__WRITTEN REQUEST__
Each record below should be output verbatim, without pictures.

::::::

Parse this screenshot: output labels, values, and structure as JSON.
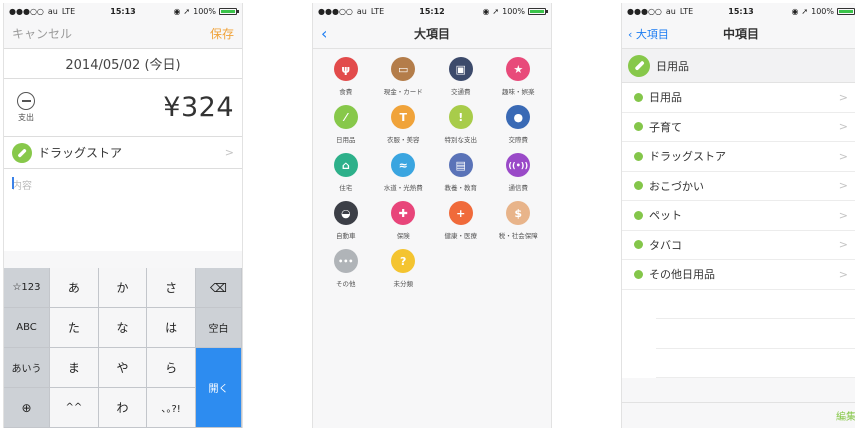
{
  "status": {
    "carrier": "au",
    "network": "LTE",
    "battery": "100%",
    "times": [
      "15:13",
      "15:12",
      "15:13"
    ],
    "signal": "●●●○○"
  },
  "screen1": {
    "cancel_label": "キャンセル",
    "save_label": "保存",
    "date": "2014/05/02 (今日)",
    "expense_label": "支出",
    "amount": "¥324",
    "category": "ドラッグストア",
    "memo_placeholder": "内容",
    "keyboard": {
      "rows": [
        [
          "☆123",
          "あ",
          "か",
          "さ",
          "⌫"
        ],
        [
          "ABC",
          "た",
          "な",
          "は",
          "空白"
        ],
        [
          "あいう",
          "ま",
          "や",
          "ら"
        ],
        [
          "⊕",
          "^^",
          "わ",
          "､｡?!"
        ]
      ],
      "enter_label": "開く"
    }
  },
  "screen2": {
    "title": "大項目",
    "categories": [
      {
        "label": "食費",
        "color": "#e24b4b",
        "glyph": "ψ",
        "icon": "fork-knife-icon"
      },
      {
        "label": "現金・カード",
        "color": "#b47d4a",
        "glyph": "▭",
        "icon": "card-icon"
      },
      {
        "label": "交通費",
        "color": "#3c4a6b",
        "glyph": "▣",
        "icon": "train-icon"
      },
      {
        "label": "趣味・娯楽",
        "color": "#e84a7a",
        "glyph": "★",
        "icon": "star-icon"
      },
      {
        "label": "日用品",
        "color": "#87c84a",
        "glyph": "⁄",
        "icon": "pill-icon"
      },
      {
        "label": "衣服・美容",
        "color": "#f0a33a",
        "glyph": "T",
        "icon": "shirt-icon"
      },
      {
        "label": "特別な支出",
        "color": "#a8cc4a",
        "glyph": "!",
        "icon": "exclamation-icon"
      },
      {
        "label": "交際費",
        "color": "#3a6ab5",
        "glyph": "●",
        "icon": "people-icon"
      },
      {
        "label": "住宅",
        "color": "#2db08a",
        "glyph": "⌂",
        "icon": "house-icon"
      },
      {
        "label": "水道・光熱費",
        "color": "#3aa5e0",
        "glyph": "≈",
        "icon": "faucet-icon"
      },
      {
        "label": "教養・教育",
        "color": "#5a73b8",
        "glyph": "▤",
        "icon": "book-icon"
      },
      {
        "label": "通信費",
        "color": "#9a4ac8",
        "glyph": "((•))",
        "icon": "signal-icon"
      },
      {
        "label": "自動車",
        "color": "#3c3f47",
        "glyph": "◒",
        "icon": "car-icon"
      },
      {
        "label": "保険",
        "color": "#e8457a",
        "glyph": "✚",
        "icon": "insurance-bag-icon"
      },
      {
        "label": "健康・医療",
        "color": "#f06a3a",
        "glyph": "+",
        "icon": "cross-icon"
      },
      {
        "label": "税・社会保障",
        "color": "#e8b48a",
        "glyph": "$",
        "icon": "coins-icon"
      },
      {
        "label": "その他",
        "color": "#b0b4b8",
        "glyph": "•••",
        "icon": "more-icon"
      },
      {
        "label": "未分類",
        "color": "#f4c430",
        "glyph": "?",
        "icon": "question-icon"
      }
    ]
  },
  "screen3": {
    "back_label": "大項目",
    "title": "中項目",
    "parent_category": "日用品",
    "subcategories": [
      "日用品",
      "子育て",
      "ドラッグストア",
      "おこづかい",
      "ペット",
      "タバコ",
      "その他日用品"
    ],
    "edit_label": "編集"
  },
  "colors": {
    "accent_orange": "#f0a33a",
    "ios_blue": "#1b7cf2",
    "category_green": "#87c84a",
    "keyboard_enter": "#2d8cf0"
  }
}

::::::

__FULL SOLUTION__
Parse this screenshot: output labels, values, and structure as JSON.
{
  "status": {
    "carrier": "au",
    "network": "LTE",
    "battery": "100%",
    "times": [
      "15:13",
      "15:12",
      "15:13"
    ],
    "signal": "●●●○○"
  },
  "screen1": {
    "cancel_label": "キャンセル",
    "save_label": "保存",
    "date": "2014/05/02 (今日)",
    "expense_label": "支出",
    "amount": "¥324",
    "category": "ドラッグストア",
    "memo_placeholder": "内容",
    "keyboard": {
      "rows": [
        [
          "☆123",
          "あ",
          "か",
          "さ",
          "⌫"
        ],
        [
          "ABC",
          "た",
          "な",
          "は",
          "空白"
        ],
        [
          "あいう",
          "ま",
          "や",
          "ら"
        ],
        [
          "⊕",
          "^^",
          "わ",
          "､｡?!"
        ]
      ],
      "enter_label": "開く"
    }
  },
  "screen2": {
    "title": "大項目",
    "categories": [
      {
        "label": "食費",
        "color": "#e24b4b",
        "glyph": "ψ",
        "icon": "fork-knife-icon"
      },
      {
        "label": "現金・カード",
        "color": "#b47d4a",
        "glyph": "▭",
        "icon": "card-icon"
      },
      {
        "label": "交通費",
        "color": "#3c4a6b",
        "glyph": "▣",
        "icon": "train-icon"
      },
      {
        "label": "趣味・娯楽",
        "color": "#e84a7a",
        "glyph": "★",
        "icon": "star-icon"
      },
      {
        "label": "日用品",
        "color": "#87c84a",
        "glyph": "⁄",
        "icon": "pill-icon"
      },
      {
        "label": "衣服・美容",
        "color": "#f0a33a",
        "glyph": "T",
        "icon": "shirt-icon"
      },
      {
        "label": "特別な支出",
        "color": "#a8cc4a",
        "glyph": "!",
        "icon": "exclamation-icon"
      },
      {
        "label": "交際費",
        "color": "#3a6ab5",
        "glyph": "●",
        "icon": "people-icon"
      },
      {
        "label": "住宅",
        "color": "#2db08a",
        "glyph": "⌂",
        "icon": "house-icon"
      },
      {
        "label": "水道・光熱費",
        "color": "#3aa5e0",
        "glyph": "≈",
        "icon": "faucet-icon"
      },
      {
        "label": "教養・教育",
        "color": "#5a73b8",
        "glyph": "▤",
        "icon": "book-icon"
      },
      {
        "label": "通信費",
        "color": "#9a4ac8",
        "glyph": "((•))",
        "icon": "signal-icon"
      },
      {
        "label": "自動車",
        "color": "#3c3f47",
        "glyph": "◒",
        "icon": "car-icon"
      },
      {
        "label": "保険",
        "color": "#e8457a",
        "glyph": "✚",
        "icon": "insurance-bag-icon"
      },
      {
        "label": "健康・医療",
        "color": "#f06a3a",
        "glyph": "+",
        "icon": "cross-icon"
      },
      {
        "label": "税・社会保障",
        "color": "#e8b48a",
        "glyph": "$",
        "icon": "coins-icon"
      },
      {
        "label": "その他",
        "color": "#b0b4b8",
        "glyph": "•••",
        "icon": "more-icon"
      },
      {
        "label": "未分類",
        "color": "#f4c430",
        "glyph": "?",
        "icon": "question-icon"
      }
    ]
  },
  "screen3": {
    "back_label": "大項目",
    "title": "中項目",
    "parent_category": "日用品",
    "subcategories": [
      "日用品",
      "子育て",
      "ドラッグストア",
      "おこづかい",
      "ペット",
      "タバコ",
      "その他日用品"
    ],
    "edit_label": "編集"
  },
  "colors": {
    "accent_orange": "#f0a33a",
    "ios_blue": "#1b7cf2",
    "category_green": "#87c84a",
    "keyboard_enter": "#2d8cf0"
  }
}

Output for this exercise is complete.